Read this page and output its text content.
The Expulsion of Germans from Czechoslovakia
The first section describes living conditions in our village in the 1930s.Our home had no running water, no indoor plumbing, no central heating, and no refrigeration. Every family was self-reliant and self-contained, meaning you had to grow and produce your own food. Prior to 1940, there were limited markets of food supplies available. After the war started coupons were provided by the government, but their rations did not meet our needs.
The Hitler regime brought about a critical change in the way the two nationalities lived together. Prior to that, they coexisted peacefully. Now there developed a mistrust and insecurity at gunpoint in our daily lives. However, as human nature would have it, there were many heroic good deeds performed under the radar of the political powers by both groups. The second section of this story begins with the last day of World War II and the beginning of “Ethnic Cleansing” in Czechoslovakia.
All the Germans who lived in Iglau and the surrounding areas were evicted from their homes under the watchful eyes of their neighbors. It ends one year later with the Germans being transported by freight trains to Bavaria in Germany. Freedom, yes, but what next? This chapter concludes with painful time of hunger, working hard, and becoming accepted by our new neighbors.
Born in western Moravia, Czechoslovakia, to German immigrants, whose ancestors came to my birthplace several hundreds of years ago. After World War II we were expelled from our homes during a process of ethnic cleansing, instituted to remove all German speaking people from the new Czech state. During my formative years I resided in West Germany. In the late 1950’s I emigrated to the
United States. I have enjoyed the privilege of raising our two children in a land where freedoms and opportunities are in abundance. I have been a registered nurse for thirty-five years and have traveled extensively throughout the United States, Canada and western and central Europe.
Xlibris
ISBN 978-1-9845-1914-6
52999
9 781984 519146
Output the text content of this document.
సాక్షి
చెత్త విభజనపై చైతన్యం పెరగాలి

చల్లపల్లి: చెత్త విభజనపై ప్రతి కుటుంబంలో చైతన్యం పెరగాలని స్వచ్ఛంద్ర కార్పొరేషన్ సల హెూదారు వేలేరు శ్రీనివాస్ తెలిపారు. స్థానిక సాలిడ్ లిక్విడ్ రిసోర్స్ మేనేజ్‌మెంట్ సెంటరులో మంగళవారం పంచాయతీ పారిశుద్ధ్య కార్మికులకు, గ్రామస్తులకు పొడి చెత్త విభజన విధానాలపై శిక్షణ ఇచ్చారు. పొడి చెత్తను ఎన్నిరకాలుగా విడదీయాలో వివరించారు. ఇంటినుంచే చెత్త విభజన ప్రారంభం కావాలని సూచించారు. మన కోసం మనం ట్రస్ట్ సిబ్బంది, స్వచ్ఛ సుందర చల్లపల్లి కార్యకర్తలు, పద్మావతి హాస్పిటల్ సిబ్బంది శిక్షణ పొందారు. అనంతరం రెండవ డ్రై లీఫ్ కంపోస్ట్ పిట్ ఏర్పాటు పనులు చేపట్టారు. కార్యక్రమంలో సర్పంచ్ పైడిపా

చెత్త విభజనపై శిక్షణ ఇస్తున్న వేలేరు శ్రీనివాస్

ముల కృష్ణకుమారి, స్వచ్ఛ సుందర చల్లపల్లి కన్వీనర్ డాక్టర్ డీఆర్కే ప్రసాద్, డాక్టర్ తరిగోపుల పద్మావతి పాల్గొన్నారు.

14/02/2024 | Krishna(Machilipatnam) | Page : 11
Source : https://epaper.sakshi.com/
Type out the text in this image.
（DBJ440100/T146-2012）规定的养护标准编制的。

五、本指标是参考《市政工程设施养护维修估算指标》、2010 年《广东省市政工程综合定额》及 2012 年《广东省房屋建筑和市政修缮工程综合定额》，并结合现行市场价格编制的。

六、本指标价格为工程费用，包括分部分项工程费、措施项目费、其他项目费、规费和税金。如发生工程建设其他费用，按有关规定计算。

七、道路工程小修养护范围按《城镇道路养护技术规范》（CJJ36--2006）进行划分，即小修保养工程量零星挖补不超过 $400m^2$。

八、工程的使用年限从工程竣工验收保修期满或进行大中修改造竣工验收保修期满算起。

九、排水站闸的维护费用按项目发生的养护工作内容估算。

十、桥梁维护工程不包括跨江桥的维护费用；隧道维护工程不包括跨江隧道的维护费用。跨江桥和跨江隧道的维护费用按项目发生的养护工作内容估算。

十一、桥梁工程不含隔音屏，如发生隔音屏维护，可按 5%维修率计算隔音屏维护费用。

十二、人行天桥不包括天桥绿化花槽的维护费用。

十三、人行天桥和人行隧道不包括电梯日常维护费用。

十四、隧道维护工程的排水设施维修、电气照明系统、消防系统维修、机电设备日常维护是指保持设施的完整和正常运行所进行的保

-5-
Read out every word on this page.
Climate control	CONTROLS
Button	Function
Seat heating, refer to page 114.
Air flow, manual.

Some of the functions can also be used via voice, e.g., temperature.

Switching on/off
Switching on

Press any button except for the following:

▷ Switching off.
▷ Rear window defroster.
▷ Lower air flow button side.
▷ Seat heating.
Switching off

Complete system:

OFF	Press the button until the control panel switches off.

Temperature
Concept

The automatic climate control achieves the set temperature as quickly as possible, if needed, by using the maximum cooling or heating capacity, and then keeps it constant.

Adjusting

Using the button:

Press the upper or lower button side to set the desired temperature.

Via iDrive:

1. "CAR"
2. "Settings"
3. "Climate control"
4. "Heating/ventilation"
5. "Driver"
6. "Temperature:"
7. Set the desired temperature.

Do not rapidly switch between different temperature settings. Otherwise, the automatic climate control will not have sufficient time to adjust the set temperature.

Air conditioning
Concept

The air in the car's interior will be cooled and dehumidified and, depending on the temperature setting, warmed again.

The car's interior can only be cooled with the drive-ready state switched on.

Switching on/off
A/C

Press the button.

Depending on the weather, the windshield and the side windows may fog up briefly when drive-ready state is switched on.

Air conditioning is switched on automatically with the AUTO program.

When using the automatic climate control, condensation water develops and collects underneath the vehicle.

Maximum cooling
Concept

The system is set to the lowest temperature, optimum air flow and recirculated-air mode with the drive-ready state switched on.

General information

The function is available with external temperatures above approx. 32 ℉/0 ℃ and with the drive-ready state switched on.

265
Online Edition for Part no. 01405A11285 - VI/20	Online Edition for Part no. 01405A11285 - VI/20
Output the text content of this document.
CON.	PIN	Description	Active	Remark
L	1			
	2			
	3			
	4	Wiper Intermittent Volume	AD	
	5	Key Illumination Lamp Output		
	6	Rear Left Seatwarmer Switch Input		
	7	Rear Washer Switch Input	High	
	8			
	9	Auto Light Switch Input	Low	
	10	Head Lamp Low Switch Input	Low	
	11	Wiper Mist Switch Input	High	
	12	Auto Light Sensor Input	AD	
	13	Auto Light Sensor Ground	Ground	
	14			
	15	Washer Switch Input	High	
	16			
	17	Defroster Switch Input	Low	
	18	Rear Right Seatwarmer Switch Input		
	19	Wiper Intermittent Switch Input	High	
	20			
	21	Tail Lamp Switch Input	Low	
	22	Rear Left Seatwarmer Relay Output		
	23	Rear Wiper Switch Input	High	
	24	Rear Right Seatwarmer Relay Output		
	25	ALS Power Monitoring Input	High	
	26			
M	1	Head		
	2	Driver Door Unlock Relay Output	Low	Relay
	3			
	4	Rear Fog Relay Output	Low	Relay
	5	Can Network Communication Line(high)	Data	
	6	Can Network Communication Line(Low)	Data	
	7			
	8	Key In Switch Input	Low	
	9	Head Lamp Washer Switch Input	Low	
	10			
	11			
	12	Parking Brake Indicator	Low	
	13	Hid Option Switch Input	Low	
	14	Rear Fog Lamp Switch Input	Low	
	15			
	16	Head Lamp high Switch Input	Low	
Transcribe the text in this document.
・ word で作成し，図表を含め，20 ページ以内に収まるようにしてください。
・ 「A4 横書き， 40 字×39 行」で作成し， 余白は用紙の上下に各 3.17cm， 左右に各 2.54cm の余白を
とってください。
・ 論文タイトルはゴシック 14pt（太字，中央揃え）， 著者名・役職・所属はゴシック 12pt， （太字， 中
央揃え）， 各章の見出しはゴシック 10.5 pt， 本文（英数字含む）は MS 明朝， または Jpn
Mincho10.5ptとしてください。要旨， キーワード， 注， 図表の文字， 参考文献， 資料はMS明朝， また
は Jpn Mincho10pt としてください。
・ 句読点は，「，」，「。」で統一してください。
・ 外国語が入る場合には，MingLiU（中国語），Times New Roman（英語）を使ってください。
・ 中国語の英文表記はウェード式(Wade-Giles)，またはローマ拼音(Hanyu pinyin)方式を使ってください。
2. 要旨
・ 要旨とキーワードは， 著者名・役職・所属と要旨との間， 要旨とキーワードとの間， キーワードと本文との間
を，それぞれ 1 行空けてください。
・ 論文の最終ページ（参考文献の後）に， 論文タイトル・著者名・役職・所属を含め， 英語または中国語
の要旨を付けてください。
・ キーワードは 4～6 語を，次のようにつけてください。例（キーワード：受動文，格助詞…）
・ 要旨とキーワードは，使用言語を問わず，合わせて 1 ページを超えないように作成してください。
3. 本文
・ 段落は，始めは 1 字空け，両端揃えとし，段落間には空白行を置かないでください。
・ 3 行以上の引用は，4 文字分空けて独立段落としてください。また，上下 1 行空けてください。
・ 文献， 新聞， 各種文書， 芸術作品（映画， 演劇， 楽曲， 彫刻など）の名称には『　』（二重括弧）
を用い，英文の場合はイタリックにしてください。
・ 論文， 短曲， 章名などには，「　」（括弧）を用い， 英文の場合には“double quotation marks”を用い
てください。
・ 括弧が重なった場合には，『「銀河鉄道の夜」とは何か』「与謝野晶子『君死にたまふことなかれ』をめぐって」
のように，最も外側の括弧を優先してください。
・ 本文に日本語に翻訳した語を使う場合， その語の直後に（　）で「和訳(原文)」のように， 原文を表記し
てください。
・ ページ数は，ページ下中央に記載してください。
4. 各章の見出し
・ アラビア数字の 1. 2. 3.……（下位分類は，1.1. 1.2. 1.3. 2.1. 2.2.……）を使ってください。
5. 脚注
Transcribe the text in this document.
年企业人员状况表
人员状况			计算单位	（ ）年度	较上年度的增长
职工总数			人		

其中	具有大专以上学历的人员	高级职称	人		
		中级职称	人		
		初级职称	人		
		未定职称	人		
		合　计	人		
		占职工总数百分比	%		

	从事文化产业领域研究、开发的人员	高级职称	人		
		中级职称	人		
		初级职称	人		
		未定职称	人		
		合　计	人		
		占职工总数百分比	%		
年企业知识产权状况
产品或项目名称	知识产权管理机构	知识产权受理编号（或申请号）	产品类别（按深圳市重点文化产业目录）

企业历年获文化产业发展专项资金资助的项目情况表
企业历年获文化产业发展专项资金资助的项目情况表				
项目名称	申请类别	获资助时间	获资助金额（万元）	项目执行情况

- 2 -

#### WHAT IS ASKED:
Provide the number of lines in these entries that hold the word "Press", without any accompanying text.

#### SOLUTION BELOW:
4